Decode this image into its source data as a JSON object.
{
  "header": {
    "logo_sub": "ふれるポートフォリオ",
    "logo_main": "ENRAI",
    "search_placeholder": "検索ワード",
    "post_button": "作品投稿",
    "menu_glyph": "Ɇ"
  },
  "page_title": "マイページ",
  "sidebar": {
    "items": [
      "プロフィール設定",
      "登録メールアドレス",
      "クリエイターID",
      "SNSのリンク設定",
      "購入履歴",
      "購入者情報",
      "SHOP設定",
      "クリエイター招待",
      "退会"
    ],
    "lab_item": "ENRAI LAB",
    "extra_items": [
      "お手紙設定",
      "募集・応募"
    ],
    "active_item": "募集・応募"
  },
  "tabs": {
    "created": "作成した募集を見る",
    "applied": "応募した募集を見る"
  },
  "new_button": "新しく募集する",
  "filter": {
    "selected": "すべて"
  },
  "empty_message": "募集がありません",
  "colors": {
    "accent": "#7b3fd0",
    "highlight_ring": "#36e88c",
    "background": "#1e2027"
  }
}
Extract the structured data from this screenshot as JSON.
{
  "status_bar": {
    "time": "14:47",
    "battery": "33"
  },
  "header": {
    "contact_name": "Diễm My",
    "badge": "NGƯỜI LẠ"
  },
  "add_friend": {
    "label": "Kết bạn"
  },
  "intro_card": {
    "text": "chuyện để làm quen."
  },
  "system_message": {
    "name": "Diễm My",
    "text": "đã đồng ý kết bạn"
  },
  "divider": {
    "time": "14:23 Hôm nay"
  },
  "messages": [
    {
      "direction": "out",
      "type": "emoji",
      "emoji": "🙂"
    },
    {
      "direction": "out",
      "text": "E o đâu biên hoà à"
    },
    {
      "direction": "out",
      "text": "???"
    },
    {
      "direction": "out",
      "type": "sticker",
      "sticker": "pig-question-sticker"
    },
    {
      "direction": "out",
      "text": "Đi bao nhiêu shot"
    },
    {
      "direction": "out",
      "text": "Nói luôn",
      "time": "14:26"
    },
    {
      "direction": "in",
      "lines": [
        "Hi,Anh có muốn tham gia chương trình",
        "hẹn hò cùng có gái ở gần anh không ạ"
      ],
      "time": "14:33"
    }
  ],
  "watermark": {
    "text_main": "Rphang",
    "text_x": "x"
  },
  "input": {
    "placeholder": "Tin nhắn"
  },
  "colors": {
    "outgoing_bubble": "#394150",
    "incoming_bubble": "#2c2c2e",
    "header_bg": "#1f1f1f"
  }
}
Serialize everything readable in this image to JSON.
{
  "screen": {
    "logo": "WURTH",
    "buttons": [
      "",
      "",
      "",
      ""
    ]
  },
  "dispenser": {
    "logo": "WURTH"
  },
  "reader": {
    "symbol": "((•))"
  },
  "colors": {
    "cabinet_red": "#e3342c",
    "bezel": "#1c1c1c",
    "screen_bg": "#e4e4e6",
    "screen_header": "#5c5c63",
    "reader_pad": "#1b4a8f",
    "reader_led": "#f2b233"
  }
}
========
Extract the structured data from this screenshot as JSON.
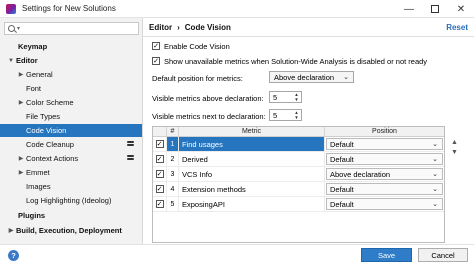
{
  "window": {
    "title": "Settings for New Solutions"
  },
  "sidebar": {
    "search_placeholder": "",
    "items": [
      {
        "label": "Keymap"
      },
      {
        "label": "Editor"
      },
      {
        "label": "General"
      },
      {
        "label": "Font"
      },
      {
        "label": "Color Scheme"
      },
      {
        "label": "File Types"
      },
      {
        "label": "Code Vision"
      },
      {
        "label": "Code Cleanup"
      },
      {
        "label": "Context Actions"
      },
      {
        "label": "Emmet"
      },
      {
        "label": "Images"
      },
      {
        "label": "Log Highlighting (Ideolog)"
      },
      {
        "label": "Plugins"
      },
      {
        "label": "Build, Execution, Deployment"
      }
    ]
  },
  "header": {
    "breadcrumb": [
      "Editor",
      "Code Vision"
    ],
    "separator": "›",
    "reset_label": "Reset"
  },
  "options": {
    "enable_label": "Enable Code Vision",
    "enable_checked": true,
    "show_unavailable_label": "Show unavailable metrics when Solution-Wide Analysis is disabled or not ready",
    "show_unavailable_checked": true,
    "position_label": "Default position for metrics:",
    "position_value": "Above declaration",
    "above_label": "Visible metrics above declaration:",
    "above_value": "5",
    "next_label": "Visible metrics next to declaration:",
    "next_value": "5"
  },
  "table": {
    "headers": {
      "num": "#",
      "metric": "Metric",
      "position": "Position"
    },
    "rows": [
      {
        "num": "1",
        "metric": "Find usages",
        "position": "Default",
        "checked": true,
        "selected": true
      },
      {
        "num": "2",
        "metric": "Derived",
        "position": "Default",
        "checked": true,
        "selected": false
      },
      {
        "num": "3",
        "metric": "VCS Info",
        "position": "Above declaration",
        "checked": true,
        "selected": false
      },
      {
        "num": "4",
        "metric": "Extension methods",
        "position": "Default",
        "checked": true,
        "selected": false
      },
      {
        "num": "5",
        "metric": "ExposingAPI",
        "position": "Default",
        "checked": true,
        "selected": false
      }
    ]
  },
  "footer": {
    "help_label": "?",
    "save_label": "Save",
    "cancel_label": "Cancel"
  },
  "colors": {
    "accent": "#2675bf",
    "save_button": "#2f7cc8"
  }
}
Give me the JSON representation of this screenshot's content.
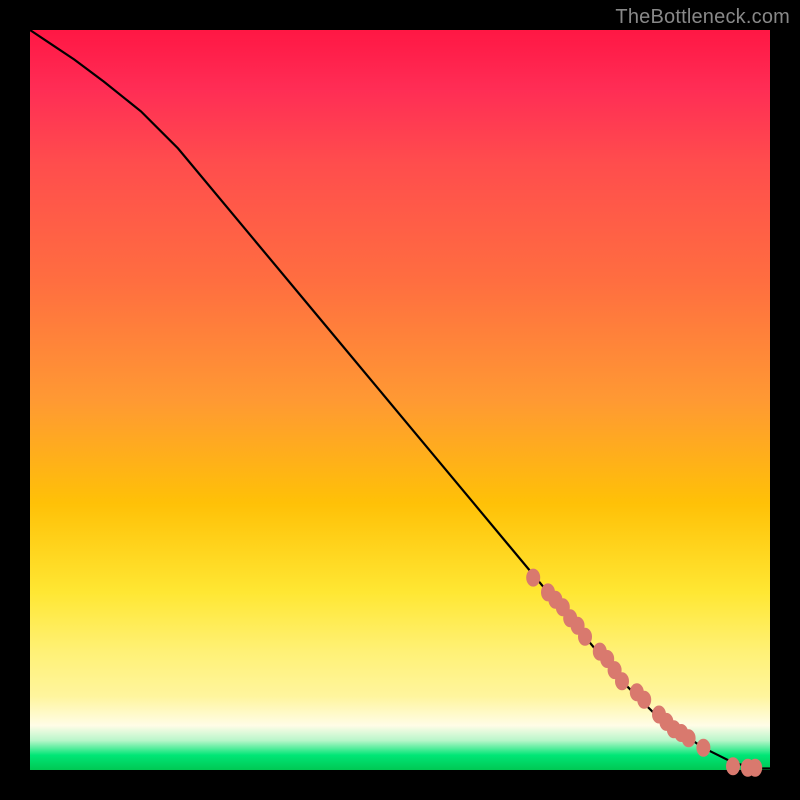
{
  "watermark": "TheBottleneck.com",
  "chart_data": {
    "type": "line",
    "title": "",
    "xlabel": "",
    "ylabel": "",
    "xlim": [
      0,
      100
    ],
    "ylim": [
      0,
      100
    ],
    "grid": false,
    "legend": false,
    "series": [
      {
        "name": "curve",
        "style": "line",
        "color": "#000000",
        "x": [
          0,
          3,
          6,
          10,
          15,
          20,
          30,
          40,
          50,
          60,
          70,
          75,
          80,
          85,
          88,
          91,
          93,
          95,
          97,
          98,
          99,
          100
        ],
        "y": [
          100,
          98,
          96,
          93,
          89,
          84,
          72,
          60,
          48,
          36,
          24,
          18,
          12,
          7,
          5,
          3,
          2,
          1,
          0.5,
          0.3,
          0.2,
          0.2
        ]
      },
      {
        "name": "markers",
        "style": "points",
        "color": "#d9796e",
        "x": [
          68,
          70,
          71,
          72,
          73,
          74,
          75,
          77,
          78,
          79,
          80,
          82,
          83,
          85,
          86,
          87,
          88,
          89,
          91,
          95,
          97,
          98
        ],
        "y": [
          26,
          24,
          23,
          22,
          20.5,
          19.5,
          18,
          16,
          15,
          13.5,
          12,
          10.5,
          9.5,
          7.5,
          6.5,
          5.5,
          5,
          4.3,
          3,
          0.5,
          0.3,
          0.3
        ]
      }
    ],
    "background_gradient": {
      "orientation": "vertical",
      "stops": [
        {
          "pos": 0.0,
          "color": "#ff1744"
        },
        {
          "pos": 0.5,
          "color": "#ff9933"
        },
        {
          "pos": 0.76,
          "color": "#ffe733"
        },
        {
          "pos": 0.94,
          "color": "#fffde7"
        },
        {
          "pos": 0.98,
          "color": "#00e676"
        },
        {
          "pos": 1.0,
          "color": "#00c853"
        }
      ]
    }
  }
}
========
=== EXERCISE OBJECTIVE ===
Look over the material above and show each line where "metrics" appears.

=== THE SOLUTION ===
    "show_unavailable_label": "Show unavailable metrics when Solution-Wide Analysis is disabled or not ready",
    "position_label": "Default position for metrics:",
    "above_label": "Visible metrics above declaration:",
    "next_label": "Visible metrics next to declaration:",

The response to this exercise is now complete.